> [Challenge] Copy out the data below word for word, keeping every line unchanged. Omit the pictures from your copy.

##### Dataset excerpts

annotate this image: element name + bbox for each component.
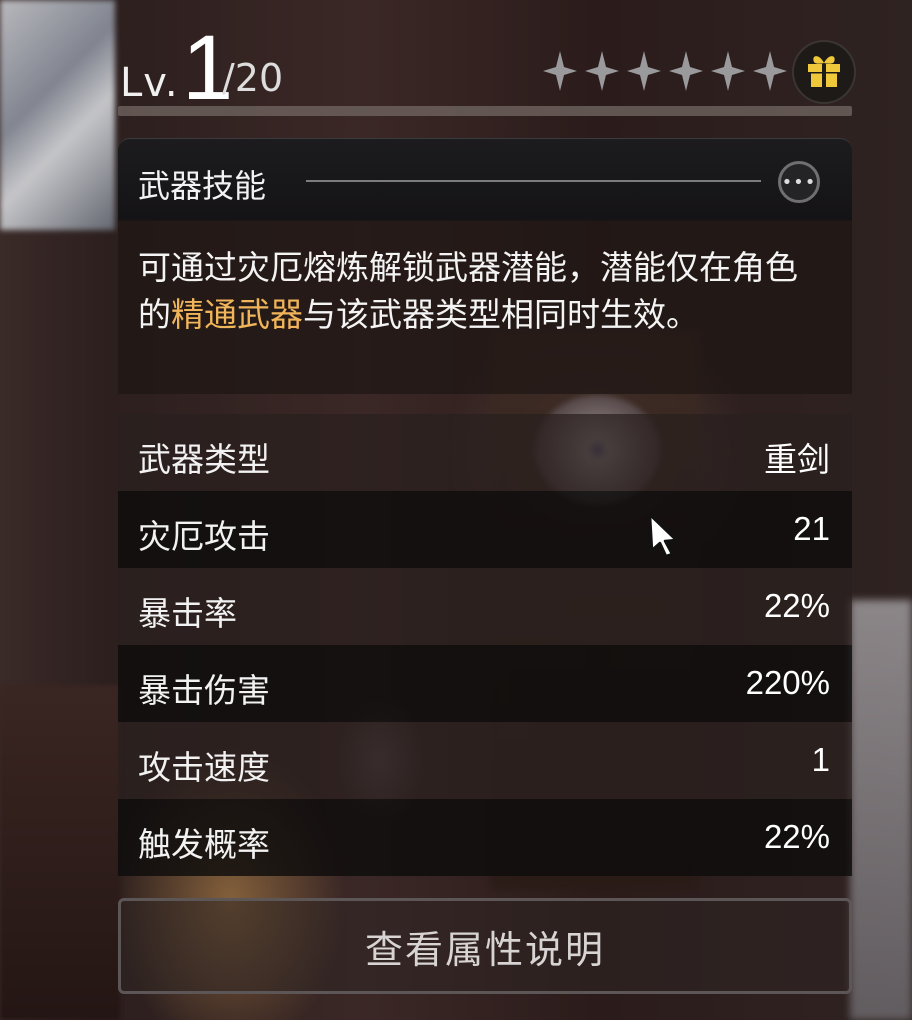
stat-label: 灾厄攻击 xyxy=(138,517,270,556)
skill-description-panel: 可通过灾厄熔炼解锁武器潜能，潜能仅在角色的精通武器与该武器类型相同时生效。 xyxy=(118,220,852,394)
star-icon xyxy=(666,48,706,94)
skill-description: 可通过灾厄熔炼解锁武器潜能，潜能仅在角色的精通武器与该武器类型相同时生效。 xyxy=(138,244,828,338)
star-icon xyxy=(708,48,748,94)
stat-label: 攻击速度 xyxy=(138,748,270,787)
star-icon xyxy=(624,48,664,94)
cursor-icon xyxy=(648,513,678,558)
stat-row-crit-damage: 暴击伤害 220% xyxy=(118,645,852,722)
stat-label: 武器类型 xyxy=(138,440,270,479)
refinement-stars xyxy=(540,48,790,98)
background-curtain xyxy=(850,600,912,1020)
star-icon xyxy=(540,48,580,94)
skill-title: 武器技能 xyxy=(138,167,267,205)
divider xyxy=(306,180,761,182)
stat-row-calamity-attack: 灾厄攻击 21 xyxy=(118,491,852,568)
stat-value: 1 xyxy=(811,741,830,778)
stat-value: 220% xyxy=(745,664,830,701)
stat-label: 暴击率 xyxy=(138,594,237,633)
gift-icon xyxy=(805,51,843,93)
button-label: 查看属性说明 xyxy=(364,927,605,972)
skill-header: 武器技能 ••• xyxy=(118,138,852,221)
star-icon xyxy=(582,48,622,94)
gift-button[interactable] xyxy=(792,40,856,104)
level-progress-bar xyxy=(118,106,852,116)
description-highlight: 精通武器 xyxy=(171,295,303,334)
description-text: 与该武器类型相同时生效。 xyxy=(303,295,699,334)
more-button[interactable]: ••• xyxy=(778,161,820,203)
level-prefix: Lv. xyxy=(120,60,179,106)
stat-row-attack-speed: 攻击速度 1 xyxy=(118,722,852,799)
stat-label: 暴击伤害 xyxy=(138,671,270,710)
stat-value: 22% xyxy=(763,587,830,624)
stat-row-weapon-type: 武器类型 重剑 xyxy=(118,414,852,491)
stat-value: 22% xyxy=(763,818,830,855)
stat-row-crit-rate: 暴击率 22% xyxy=(118,568,852,645)
background-window xyxy=(0,0,115,230)
stat-label: 触发概率 xyxy=(138,825,270,864)
view-attribute-description-button[interactable]: 查看属性说明 xyxy=(118,898,852,994)
stats-table: 武器类型 重剑 灾厄攻击 21 暴击率 22% 暴击伤害 220% 攻击速度 1… xyxy=(118,414,852,876)
stat-row-trigger-chance: 触发概率 22% xyxy=(118,799,852,876)
background-frame xyxy=(0,685,120,1020)
star-icon xyxy=(750,48,790,94)
stat-value: 21 xyxy=(793,510,830,547)
stat-value: 重剑 xyxy=(764,441,830,478)
more-icon: ••• xyxy=(781,171,817,193)
level-max: /20 xyxy=(222,56,284,100)
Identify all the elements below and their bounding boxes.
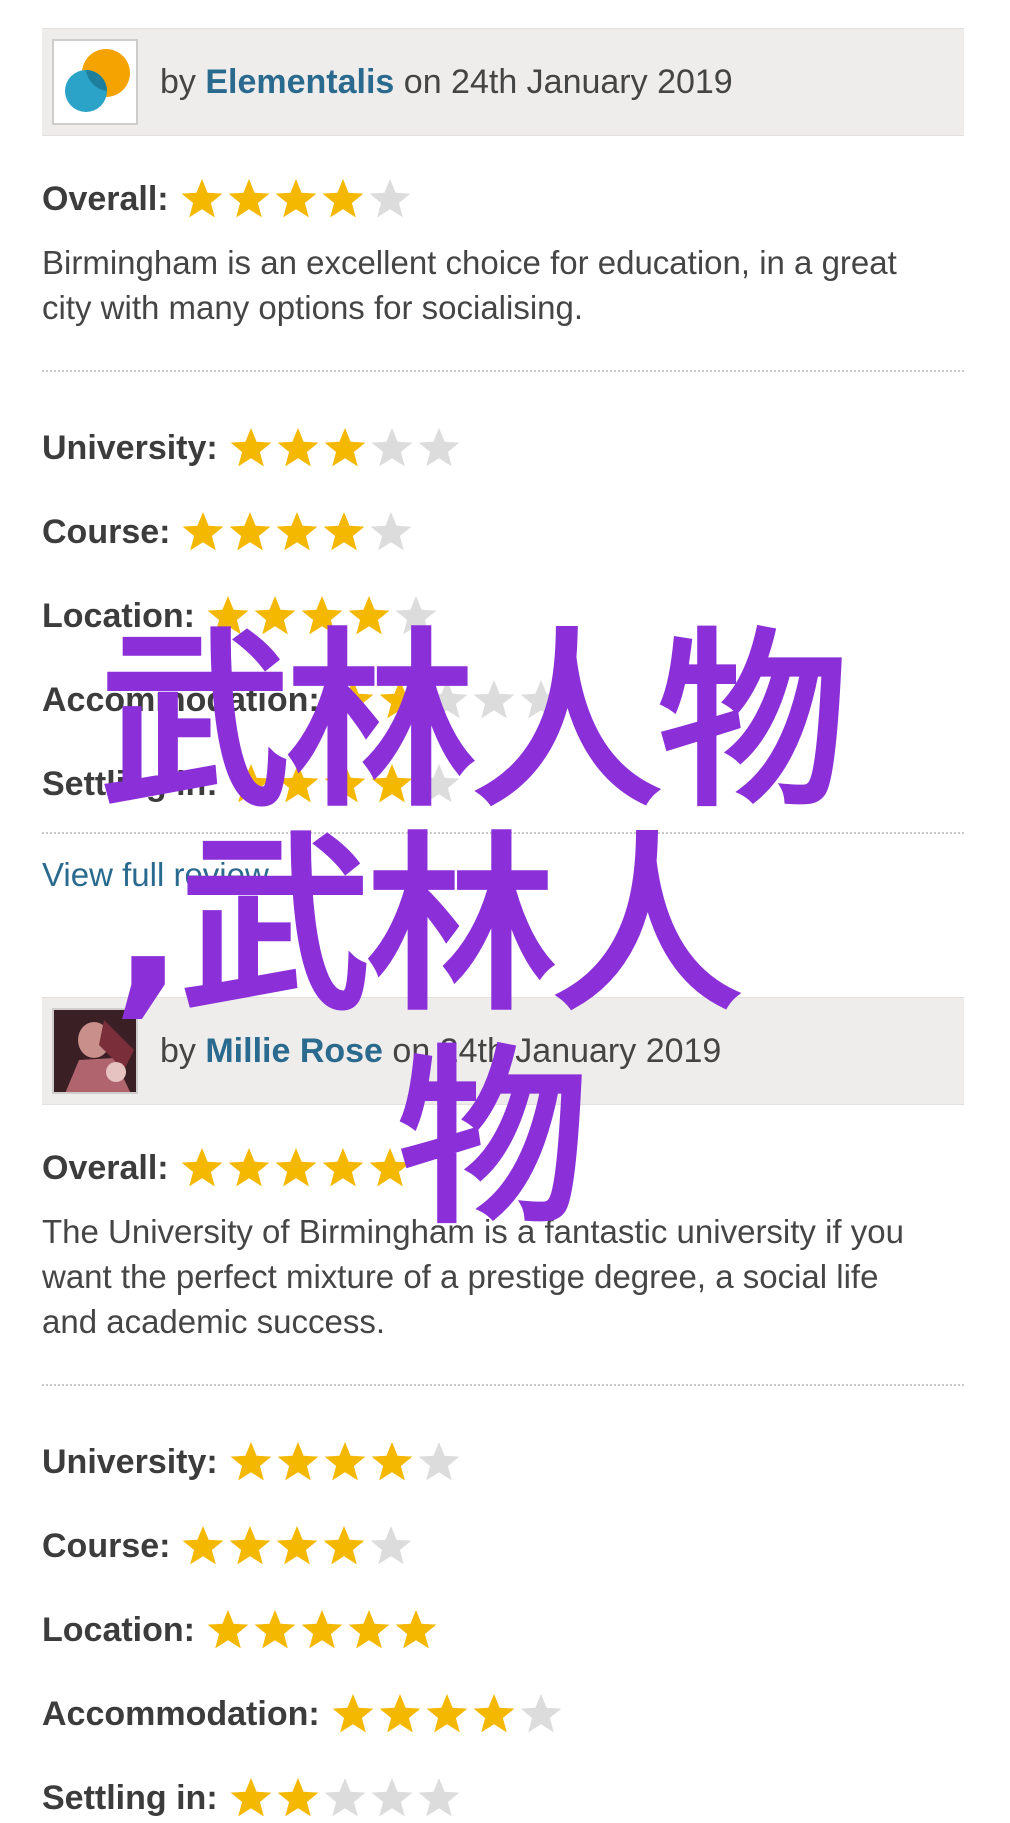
review-byline: by Elementalis on 24th January 2019 xyxy=(160,63,733,102)
star-rating xyxy=(179,176,414,222)
star-empty-icon xyxy=(367,176,413,222)
overall-label: Overall: xyxy=(42,179,169,218)
star-empty-icon xyxy=(368,509,414,555)
star-rating xyxy=(179,1145,414,1191)
byline-prefix: by xyxy=(160,62,206,101)
star-filled-icon xyxy=(321,1523,367,1569)
star-filled-icon xyxy=(226,1145,272,1191)
star-filled-icon xyxy=(471,1691,517,1737)
star-filled-icon xyxy=(252,1607,298,1653)
star-filled-icon xyxy=(227,1523,273,1569)
star-empty-icon xyxy=(368,1523,414,1569)
star-filled-icon xyxy=(393,1607,439,1653)
criterion-row-course: Course: xyxy=(42,490,964,574)
star-empty-icon xyxy=(416,425,462,471)
star-filled-icon xyxy=(226,176,272,222)
overall-rating-row: Overall: xyxy=(42,176,964,222)
byline-prefix: by xyxy=(160,1031,206,1070)
star-rating xyxy=(205,1607,440,1653)
star-filled-icon xyxy=(369,1439,415,1485)
criterion-label: Accommodation: xyxy=(42,1694,320,1733)
bubbles-logo-icon xyxy=(65,49,130,112)
star-filled-icon xyxy=(180,1523,226,1569)
star-filled-icon xyxy=(273,1145,319,1191)
divider xyxy=(42,1384,964,1386)
star-filled-icon xyxy=(424,1691,470,1737)
criterion-label: University: xyxy=(42,428,218,467)
review-header: by Elementalis on 24th January 2019 xyxy=(42,28,964,136)
star-filled-icon xyxy=(322,1439,368,1485)
star-filled-icon xyxy=(322,425,368,471)
star-filled-icon xyxy=(228,1439,274,1485)
star-rating xyxy=(330,1691,565,1737)
star-filled-icon xyxy=(275,1775,321,1821)
overlay-watermark-line-2: ,武林人 xyxy=(112,816,742,1037)
user-avatar[interactable] xyxy=(52,39,138,125)
star-filled-icon xyxy=(330,1691,376,1737)
overlay-watermark-line-1: 武林人物 xyxy=(100,612,848,833)
star-filled-icon xyxy=(227,509,273,555)
criterion-label: Settling in: xyxy=(42,1778,218,1817)
star-empty-icon xyxy=(416,1775,462,1821)
star-filled-icon xyxy=(228,1775,274,1821)
star-empty-icon xyxy=(369,1775,415,1821)
star-filled-icon xyxy=(275,425,321,471)
author-link[interactable]: Elementalis xyxy=(205,63,394,101)
star-rating xyxy=(228,1439,463,1485)
star-empty-icon xyxy=(369,425,415,471)
divider xyxy=(42,370,964,372)
criterion-row-location: Location: xyxy=(42,1588,964,1672)
star-rating xyxy=(180,1523,415,1569)
star-filled-icon xyxy=(321,509,367,555)
criterion-row-course: Course: xyxy=(42,1504,964,1588)
star-empty-icon xyxy=(322,1775,368,1821)
star-filled-icon xyxy=(180,509,226,555)
overall-label: Overall: xyxy=(42,1148,169,1187)
star-filled-icon xyxy=(299,1607,345,1653)
star-empty-icon xyxy=(416,1439,462,1485)
criterion-row-university: University: xyxy=(42,406,964,490)
star-filled-icon xyxy=(320,176,366,222)
star-filled-icon xyxy=(205,1607,251,1653)
star-filled-icon xyxy=(346,1607,392,1653)
star-filled-icon xyxy=(377,1691,423,1737)
star-rating xyxy=(228,425,463,471)
criterion-label: Location: xyxy=(42,1610,195,1649)
criterion-label: University: xyxy=(42,1442,218,1481)
criterion-row-settling-in: Settling in: xyxy=(42,1756,964,1823)
star-filled-icon xyxy=(228,425,274,471)
criterion-row-university: University: xyxy=(42,1420,964,1504)
star-filled-icon xyxy=(273,176,319,222)
overlay-watermark-line-3: 物 xyxy=(398,1029,589,1250)
star-rating xyxy=(180,509,415,555)
star-filled-icon xyxy=(274,1523,320,1569)
criterion-label: Course: xyxy=(42,1526,171,1565)
star-empty-icon xyxy=(518,1691,564,1737)
author-link[interactable]: Millie Rose xyxy=(205,1032,383,1070)
criterion-row-accommodation: Accommodation: xyxy=(42,1672,964,1756)
star-rating xyxy=(228,1775,463,1821)
star-filled-icon xyxy=(320,1145,366,1191)
criterion-label: Course: xyxy=(42,512,171,551)
star-filled-icon xyxy=(275,1439,321,1485)
star-filled-icon xyxy=(274,509,320,555)
star-filled-icon xyxy=(179,176,225,222)
review-date: on 24th January 2019 xyxy=(394,62,733,101)
review-text: Birmingham is an excellent choice for ed… xyxy=(42,244,897,326)
star-filled-icon xyxy=(179,1145,225,1191)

##########

> [Right answer]
annotate this image: element name + bbox for each component.
stat-label: 灾厄攻击 xyxy=(138,517,270,556)
skill-description-panel: 可通过灾厄熔炼解锁武器潜能，潜能仅在角色的精通武器与该武器类型相同时生效。 xyxy=(118,220,852,394)
star-icon xyxy=(666,48,706,94)
skill-description: 可通过灾厄熔炼解锁武器潜能，潜能仅在角色的精通武器与该武器类型相同时生效。 xyxy=(138,244,828,338)
star-icon xyxy=(708,48,748,94)
stat-label: 攻击速度 xyxy=(138,748,270,787)
star-icon xyxy=(624,48,664,94)
cursor-icon xyxy=(648,513,678,558)
stat-row-crit-damage: 暴击伤害 220% xyxy=(118,645,852,722)
stat-label: 武器类型 xyxy=(138,440,270,479)
refinement-stars xyxy=(540,48,790,98)
background-curtain xyxy=(850,600,912,1020)
star-icon xyxy=(540,48,580,94)
skill-title: 武器技能 xyxy=(138,167,267,205)
divider xyxy=(306,180,761,182)
stat-row-calamity-attack: 灾厄攻击 21 xyxy=(118,491,852,568)
stat-value: 1 xyxy=(811,741,830,778)
stat-value: 220% xyxy=(745,664,830,701)
stat-label: 暴击率 xyxy=(138,594,237,633)
gift-icon xyxy=(805,51,843,93)
button-label: 查看属性说明 xyxy=(364,927,605,972)
skill-header: 武器技能 ••• xyxy=(118,138,852,221)
star-icon xyxy=(582,48,622,94)
gift-button[interactable] xyxy=(792,40,856,104)
level-progress-bar xyxy=(118,106,852,116)
description-highlight: 精通武器 xyxy=(171,295,303,334)
description-text: 与该武器类型相同时生效。 xyxy=(303,295,699,334)
more-button[interactable]: ••• xyxy=(778,161,820,203)
level-prefix: Lv. xyxy=(120,60,179,106)
stat-row-attack-speed: 攻击速度 1 xyxy=(118,722,852,799)
stat-label: 暴击伤害 xyxy=(138,671,270,710)
stat-value: 22% xyxy=(763,587,830,624)
stat-row-weapon-type: 武器类型 重剑 xyxy=(118,414,852,491)
stat-value: 22% xyxy=(763,818,830,855)
stat-row-crit-rate: 暴击率 22% xyxy=(118,568,852,645)
background-window xyxy=(0,0,115,230)
stat-label: 触发概率 xyxy=(138,825,270,864)
view-attribute-description-button[interactable]: 查看属性说明 xyxy=(118,898,852,994)
stats-table: 武器类型 重剑 灾厄攻击 21 暴击率 22% 暴击伤害 220% 攻击速度 1… xyxy=(118,414,852,876)
stat-row-trigger-chance: 触发概率 22% xyxy=(118,799,852,876)
background-frame xyxy=(0,685,120,1020)
star-icon xyxy=(750,48,790,94)
stat-value: 21 xyxy=(793,510,830,547)
stat-value: 重剑 xyxy=(764,441,830,478)
more-icon: ••• xyxy=(781,171,817,193)
level-max: /20 xyxy=(222,56,284,100)
Identify all the elements below and their bounding boxes.
review-byline: by Elementalis on 24th January 2019 xyxy=(160,63,733,102)
star-rating xyxy=(179,176,414,222)
star-empty-icon xyxy=(367,176,413,222)
overall-label: Overall: xyxy=(42,179,169,218)
star-empty-icon xyxy=(368,509,414,555)
star-rating xyxy=(179,1145,414,1191)
byline-prefix: by xyxy=(160,62,206,101)
star-filled-icon xyxy=(321,1523,367,1569)
star-filled-icon xyxy=(226,1145,272,1191)
star-filled-icon xyxy=(471,1691,517,1737)
star-filled-icon xyxy=(252,1607,298,1653)
star-filled-icon xyxy=(227,1523,273,1569)
star-empty-icon xyxy=(368,1523,414,1569)
star-filled-icon xyxy=(393,1607,439,1653)
criterion-row-course: Course: xyxy=(42,490,964,574)
star-empty-icon xyxy=(416,425,462,471)
star-filled-icon xyxy=(226,176,272,222)
overall-rating-row: Overall: xyxy=(42,176,964,222)
byline-prefix: by xyxy=(160,1031,206,1070)
star-rating xyxy=(205,1607,440,1653)
star-filled-icon xyxy=(369,1439,415,1485)
criterion-label: Accommodation: xyxy=(42,1694,320,1733)
bubbles-logo-icon xyxy=(65,49,130,112)
star-filled-icon xyxy=(180,1523,226,1569)
star-filled-icon xyxy=(273,1145,319,1191)
divider xyxy=(42,1384,964,1386)
star-filled-icon xyxy=(424,1691,470,1737)
criterion-label: University: xyxy=(42,428,218,467)
review-header: by Elementalis on 24th January 2019 xyxy=(42,28,964,136)
star-filled-icon xyxy=(322,1439,368,1485)
star-filled-icon xyxy=(322,425,368,471)
star-filled-icon xyxy=(228,1439,274,1485)
star-rating xyxy=(330,1691,565,1737)
star-filled-icon xyxy=(275,1775,321,1821)
overlay-watermark-line-2: ,武林人 xyxy=(112,816,742,1037)
user-avatar[interactable] xyxy=(52,39,138,125)
star-filled-icon xyxy=(330,1691,376,1737)
overlay-watermark-line-1: 武林人物 xyxy=(100,612,848,833)
star-filled-icon xyxy=(227,509,273,555)
criterion-label: Settling in: xyxy=(42,1778,218,1817)
star-empty-icon xyxy=(416,1775,462,1821)
star-filled-icon xyxy=(228,1775,274,1821)
star-empty-icon xyxy=(369,1775,415,1821)
star-filled-icon xyxy=(275,425,321,471)
author-link[interactable]: Elementalis xyxy=(205,63,394,101)
star-rating xyxy=(228,1439,463,1485)
star-empty-icon xyxy=(369,425,415,471)
divider xyxy=(42,370,964,372)
criterion-row-location: Location: xyxy=(42,1588,964,1672)
star-rating xyxy=(180,1523,415,1569)
star-filled-icon xyxy=(321,509,367,555)
criterion-row-course: Course: xyxy=(42,1504,964,1588)
star-empty-icon xyxy=(322,1775,368,1821)
star-filled-icon xyxy=(180,509,226,555)
overall-label: Overall: xyxy=(42,1148,169,1187)
star-filled-icon xyxy=(299,1607,345,1653)
star-empty-icon xyxy=(416,1439,462,1485)
criterion-row-university: University: xyxy=(42,406,964,490)
star-filled-icon xyxy=(320,176,366,222)
star-filled-icon xyxy=(205,1607,251,1653)
star-filled-icon xyxy=(346,1607,392,1653)
star-filled-icon xyxy=(377,1691,423,1737)
star-rating xyxy=(228,425,463,471)
criterion-label: Location: xyxy=(42,1610,195,1649)
criterion-label: University: xyxy=(42,1442,218,1481)
criterion-row-settling-in: Settling in: xyxy=(42,1756,964,1823)
star-filled-icon xyxy=(228,425,274,471)
criterion-row-university: University: xyxy=(42,1420,964,1504)
star-filled-icon xyxy=(273,176,319,222)
overlay-watermark-line-3: 物 xyxy=(398,1029,589,1250)
star-rating xyxy=(180,509,415,555)
star-filled-icon xyxy=(274,1523,320,1569)
criterion-label: Course: xyxy=(42,1526,171,1565)
star-empty-icon xyxy=(518,1691,564,1737)
author-link[interactable]: Millie Rose xyxy=(205,1032,383,1070)
criterion-row-accommodation: Accommodation: xyxy=(42,1672,964,1756)
star-rating xyxy=(228,1775,463,1821)
star-filled-icon xyxy=(320,1145,366,1191)
criterion-label: Course: xyxy=(42,512,171,551)
star-filled-icon xyxy=(275,1439,321,1485)
star-filled-icon xyxy=(274,509,320,555)
star-filled-icon xyxy=(179,176,225,222)
review-date: on 24th January 2019 xyxy=(394,62,733,101)
review-text: Birmingham is an excellent choice for ed… xyxy=(42,244,897,326)
star-filled-icon xyxy=(179,1145,225,1191)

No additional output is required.